• DOCUMENT SEGMENT
%%
Building on CS36210, these lectures will introduce how to build effective diagnostic systems for man made systems. It will therefore look at diagnostic trees, diagnostic test benches and issues associated with diagnostic systems. From these lectures the student should gain an understanding of the features of commercial expert systems tools and their strengths and limitations.

2. Case based reasoning - 4 Lectures

These lectures will provide the student with an understanding of the techniques which comprise a case-based reasoning (CBR) system. They should also gain an understanding of their strengths and weaknesses for diagnostic applications as well as when to apply and when not to apply CBR. The lectures will consider the basic structure of a CBR system and the use of a case base, representation and indexing of cases, case retrieval and adaptation and finally case repair.

3. Model-based Reasoning - 1 Lectures

In these lectures "Functional" model based reasoning will be introduced. How a functional model-based system can be constructed and the problems and issues associated with such a task will be considered. In addition a functional model-based system constructed for Engineers will be considered in detail. This case study will highlight the trade offs which had to be made between ease of use and flexibility, power, etc.

4. MBR for Failure Mode Effect Analysis - 1 Lectures

These lectures will look at how MBR can be used as the basis of a design analysis system which can be used to provide information necessary for the construction of diagnostic systems.
%%
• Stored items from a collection
%%
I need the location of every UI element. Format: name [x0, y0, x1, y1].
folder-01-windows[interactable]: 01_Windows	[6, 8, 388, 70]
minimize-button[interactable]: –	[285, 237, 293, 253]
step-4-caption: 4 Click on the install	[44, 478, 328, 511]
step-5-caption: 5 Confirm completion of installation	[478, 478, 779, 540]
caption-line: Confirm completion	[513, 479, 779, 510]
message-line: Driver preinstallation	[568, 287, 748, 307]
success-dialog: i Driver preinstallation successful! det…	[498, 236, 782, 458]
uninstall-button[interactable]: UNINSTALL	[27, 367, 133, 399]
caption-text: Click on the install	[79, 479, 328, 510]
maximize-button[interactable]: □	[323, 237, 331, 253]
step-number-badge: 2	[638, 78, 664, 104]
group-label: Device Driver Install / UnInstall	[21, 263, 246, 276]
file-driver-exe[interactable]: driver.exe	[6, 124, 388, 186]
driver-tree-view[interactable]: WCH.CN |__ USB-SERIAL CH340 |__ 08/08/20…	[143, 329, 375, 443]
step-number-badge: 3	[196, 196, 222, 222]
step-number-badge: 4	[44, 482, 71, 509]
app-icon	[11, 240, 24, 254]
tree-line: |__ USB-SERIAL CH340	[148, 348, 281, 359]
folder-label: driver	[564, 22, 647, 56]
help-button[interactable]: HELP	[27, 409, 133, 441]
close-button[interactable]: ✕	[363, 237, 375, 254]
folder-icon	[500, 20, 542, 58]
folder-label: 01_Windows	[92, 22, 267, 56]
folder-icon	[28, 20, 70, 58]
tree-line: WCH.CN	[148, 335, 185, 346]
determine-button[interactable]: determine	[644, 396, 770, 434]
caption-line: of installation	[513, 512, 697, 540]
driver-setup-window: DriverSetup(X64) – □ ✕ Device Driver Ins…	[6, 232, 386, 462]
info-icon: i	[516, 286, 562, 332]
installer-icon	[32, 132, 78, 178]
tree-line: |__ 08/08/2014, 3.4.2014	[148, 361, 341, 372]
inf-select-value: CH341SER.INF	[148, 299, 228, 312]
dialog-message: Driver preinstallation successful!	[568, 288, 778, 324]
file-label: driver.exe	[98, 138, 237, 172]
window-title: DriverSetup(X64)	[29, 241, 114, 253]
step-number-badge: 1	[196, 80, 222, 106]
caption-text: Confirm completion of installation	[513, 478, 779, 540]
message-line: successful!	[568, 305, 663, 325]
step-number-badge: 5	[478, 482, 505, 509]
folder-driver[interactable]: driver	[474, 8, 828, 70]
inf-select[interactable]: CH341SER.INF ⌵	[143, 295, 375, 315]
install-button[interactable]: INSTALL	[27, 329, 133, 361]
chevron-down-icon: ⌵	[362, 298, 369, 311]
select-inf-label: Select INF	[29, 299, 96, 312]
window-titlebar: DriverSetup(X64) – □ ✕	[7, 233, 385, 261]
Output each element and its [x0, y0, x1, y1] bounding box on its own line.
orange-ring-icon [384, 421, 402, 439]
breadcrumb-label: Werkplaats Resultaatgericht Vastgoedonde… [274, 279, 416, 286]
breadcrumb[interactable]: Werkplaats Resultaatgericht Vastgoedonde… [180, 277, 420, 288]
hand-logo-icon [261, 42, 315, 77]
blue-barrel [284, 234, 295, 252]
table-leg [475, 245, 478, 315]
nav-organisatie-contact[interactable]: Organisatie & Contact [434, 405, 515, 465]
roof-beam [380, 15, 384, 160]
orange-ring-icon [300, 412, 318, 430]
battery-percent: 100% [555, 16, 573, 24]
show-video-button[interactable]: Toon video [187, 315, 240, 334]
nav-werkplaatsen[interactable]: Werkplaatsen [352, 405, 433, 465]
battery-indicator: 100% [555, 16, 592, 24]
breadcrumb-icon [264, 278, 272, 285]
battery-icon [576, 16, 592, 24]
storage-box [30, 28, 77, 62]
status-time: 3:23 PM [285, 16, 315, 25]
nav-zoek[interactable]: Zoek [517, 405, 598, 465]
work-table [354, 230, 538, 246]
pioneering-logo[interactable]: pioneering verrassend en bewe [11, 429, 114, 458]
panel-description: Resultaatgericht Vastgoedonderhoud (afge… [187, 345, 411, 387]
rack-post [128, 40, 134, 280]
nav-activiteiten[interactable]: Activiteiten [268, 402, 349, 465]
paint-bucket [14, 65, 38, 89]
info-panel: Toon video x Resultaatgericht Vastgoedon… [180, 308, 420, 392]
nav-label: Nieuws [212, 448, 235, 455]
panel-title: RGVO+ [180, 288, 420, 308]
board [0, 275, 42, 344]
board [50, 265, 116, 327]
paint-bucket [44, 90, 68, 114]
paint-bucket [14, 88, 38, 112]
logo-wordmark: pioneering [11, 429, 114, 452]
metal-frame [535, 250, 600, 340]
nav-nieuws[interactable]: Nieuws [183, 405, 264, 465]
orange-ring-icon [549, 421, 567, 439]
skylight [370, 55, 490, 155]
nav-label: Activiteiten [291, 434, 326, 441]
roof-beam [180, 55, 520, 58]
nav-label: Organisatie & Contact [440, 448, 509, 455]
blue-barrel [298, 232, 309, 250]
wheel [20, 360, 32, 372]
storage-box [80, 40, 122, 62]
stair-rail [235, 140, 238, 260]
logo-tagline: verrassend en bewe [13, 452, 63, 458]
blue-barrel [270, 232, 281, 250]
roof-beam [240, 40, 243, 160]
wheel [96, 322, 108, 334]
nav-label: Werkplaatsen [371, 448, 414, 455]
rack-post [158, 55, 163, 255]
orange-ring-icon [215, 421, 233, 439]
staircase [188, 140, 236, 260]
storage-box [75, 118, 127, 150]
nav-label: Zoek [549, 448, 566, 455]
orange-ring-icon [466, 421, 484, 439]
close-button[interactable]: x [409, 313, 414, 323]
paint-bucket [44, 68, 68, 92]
%%
• COMPLETE THE FOLLOWING
**a.** Using the outline of lectures on diagnostic systems, decide whether each statement agrees with it. Answer yes or no for each, and quote the outline's deciding words.
(i) The case-based reasoning section is allotted four lectures.
(ii) The model-based reasoning lectures introduce "Structural" model based reasoning.
(iii) The case-based reasoning lectures end with case repair.
**b.** List every numbered section heading in the diagnostic systems lecture outline, with its lecture count.
**c.** Extend the diagnostic systems lecture outline, starting after its last sentence.
None of the work here involves the items.

• EXPECTED OUTPUTS
**a.**
(i) Yes: "2. Case based reasoning - 4 Lectures"
(ii) No: "In these lectures "Functional" model based reasoning will be introduced."
(iii) Yes: "case retrieval and adaptation and finally case repair."

**b.**
- Case based reasoning: 4 lectures
- Model-based Reasoning: 1 lecture
- MBR for Failure Mode Effect Analysis: 1 lecture

**c.**
5. General data analysis - 5 lectures

Probability theory, survey of data analysis methods, overfitting, cross-validation, ensemble learning.

6. Neural Networks - 2 Lectures

These lectures will introduce the concepts behind Neural Networks and investigate some of the more important and useful neural network architectures. They will also aim to give an appreciation of the application of neural computing in industry.

7. Machine Induction - 2 Lectures

There are a large number of applications which exploit the approach to machine learning known as induction. In these lectures we will consider the application pf these methods.

8. Inductive Logic Programming - 1 Lecture

Inductive Logic Programming (ILP) is a new and exciting development in AI systems which has a wide range of applications. This lecture will introduce ILP and the issues associated with applying ILP to real world problems.

9. Data Mining - 1 Practical

Data mining has become one of the fastest growing application areas in AI. It combines various AI techniques such as neural networks and machine induction with statistical analysis and database techniques. A Data Mining tool will be considered during this practical.

Janet L. Kolodner (1993)

G. Luger and W. Stubblefield (1989)

T.M. Mitchell (1998)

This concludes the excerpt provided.